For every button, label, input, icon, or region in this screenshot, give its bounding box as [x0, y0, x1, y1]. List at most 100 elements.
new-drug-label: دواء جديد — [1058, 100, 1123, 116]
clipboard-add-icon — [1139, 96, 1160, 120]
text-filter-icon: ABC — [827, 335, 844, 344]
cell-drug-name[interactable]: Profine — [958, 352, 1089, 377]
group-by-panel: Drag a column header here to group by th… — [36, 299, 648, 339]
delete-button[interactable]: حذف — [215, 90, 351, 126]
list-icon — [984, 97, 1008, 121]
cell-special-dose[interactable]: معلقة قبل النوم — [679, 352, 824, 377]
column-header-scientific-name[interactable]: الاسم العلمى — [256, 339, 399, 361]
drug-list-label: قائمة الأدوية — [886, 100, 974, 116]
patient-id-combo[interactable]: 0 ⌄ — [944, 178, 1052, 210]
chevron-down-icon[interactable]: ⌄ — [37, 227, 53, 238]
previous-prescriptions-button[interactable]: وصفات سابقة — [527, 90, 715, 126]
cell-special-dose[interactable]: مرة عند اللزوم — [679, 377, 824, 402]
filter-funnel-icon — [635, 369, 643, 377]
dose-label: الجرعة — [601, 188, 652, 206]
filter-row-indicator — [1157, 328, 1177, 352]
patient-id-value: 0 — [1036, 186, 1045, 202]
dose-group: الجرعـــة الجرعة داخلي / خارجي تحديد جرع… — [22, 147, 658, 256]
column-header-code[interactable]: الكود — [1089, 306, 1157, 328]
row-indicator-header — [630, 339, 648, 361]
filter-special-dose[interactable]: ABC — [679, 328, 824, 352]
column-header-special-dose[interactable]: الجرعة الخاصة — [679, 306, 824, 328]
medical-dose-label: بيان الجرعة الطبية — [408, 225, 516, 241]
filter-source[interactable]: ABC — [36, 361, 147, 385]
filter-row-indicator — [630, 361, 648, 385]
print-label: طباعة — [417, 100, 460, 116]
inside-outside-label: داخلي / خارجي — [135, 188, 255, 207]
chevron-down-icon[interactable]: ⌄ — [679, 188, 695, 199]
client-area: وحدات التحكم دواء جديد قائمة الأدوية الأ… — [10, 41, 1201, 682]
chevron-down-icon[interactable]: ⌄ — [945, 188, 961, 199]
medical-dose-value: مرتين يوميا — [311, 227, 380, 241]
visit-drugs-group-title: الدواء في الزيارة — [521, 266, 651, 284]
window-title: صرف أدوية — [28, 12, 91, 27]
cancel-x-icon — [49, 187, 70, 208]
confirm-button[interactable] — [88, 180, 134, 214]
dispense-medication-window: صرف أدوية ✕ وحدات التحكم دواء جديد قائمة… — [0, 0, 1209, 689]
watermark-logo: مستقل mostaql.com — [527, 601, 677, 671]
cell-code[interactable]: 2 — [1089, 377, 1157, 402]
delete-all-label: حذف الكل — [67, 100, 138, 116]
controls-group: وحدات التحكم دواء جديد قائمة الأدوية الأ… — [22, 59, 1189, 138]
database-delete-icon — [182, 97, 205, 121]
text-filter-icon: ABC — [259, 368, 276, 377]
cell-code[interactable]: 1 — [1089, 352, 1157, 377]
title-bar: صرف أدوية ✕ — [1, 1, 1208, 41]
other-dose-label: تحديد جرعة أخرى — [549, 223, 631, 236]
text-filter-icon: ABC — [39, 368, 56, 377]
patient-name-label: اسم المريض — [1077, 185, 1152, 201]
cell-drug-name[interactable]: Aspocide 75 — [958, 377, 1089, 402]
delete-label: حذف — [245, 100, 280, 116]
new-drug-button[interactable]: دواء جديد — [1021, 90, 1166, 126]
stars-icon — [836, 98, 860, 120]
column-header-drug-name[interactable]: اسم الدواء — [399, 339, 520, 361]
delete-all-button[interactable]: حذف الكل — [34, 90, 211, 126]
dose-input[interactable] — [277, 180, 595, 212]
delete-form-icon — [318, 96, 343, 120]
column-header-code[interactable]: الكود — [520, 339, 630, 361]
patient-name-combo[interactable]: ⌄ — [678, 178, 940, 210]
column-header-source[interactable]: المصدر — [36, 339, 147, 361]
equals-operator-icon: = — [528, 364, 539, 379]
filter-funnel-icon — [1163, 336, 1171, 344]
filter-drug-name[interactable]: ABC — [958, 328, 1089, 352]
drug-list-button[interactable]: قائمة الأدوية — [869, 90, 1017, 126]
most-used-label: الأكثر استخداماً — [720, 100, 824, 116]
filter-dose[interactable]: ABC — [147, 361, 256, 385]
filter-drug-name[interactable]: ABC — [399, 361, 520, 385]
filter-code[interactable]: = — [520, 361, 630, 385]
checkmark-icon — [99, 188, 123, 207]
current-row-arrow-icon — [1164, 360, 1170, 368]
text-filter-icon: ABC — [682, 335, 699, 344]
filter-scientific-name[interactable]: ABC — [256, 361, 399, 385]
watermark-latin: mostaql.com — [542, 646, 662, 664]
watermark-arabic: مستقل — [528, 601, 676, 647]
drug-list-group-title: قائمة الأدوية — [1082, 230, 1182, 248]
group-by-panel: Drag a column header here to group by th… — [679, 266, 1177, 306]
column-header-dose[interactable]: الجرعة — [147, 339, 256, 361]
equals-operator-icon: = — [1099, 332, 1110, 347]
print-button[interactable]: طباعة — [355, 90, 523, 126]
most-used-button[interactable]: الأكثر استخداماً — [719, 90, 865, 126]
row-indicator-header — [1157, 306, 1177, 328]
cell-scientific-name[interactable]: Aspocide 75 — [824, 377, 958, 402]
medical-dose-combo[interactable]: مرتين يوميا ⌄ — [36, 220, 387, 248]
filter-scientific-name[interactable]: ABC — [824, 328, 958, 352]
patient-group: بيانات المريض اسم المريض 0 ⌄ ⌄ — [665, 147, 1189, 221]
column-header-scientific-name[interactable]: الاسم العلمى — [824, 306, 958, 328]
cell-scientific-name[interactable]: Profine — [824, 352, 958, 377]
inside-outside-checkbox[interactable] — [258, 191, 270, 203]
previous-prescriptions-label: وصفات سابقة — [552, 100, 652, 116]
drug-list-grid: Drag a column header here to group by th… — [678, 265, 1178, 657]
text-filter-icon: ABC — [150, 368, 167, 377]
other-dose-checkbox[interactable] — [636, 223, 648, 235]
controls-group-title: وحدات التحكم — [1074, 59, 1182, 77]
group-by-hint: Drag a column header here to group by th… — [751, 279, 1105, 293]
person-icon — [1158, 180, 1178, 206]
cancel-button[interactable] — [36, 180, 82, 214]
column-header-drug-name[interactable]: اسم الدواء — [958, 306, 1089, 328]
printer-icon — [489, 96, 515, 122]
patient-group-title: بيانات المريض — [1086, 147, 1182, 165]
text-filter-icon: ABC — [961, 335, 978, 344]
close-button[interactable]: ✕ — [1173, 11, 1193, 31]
+++
§ **Stated problem**:
Pull out every line in the listing that contains the string "سابقة", matching case exactly.

§ **Exercise output**:
previous-prescriptions-button[interactable]: وصفات سابقة — [527, 90, 715, 126]
previous-prescriptions-label: وصفات سابقة — [552, 100, 652, 116]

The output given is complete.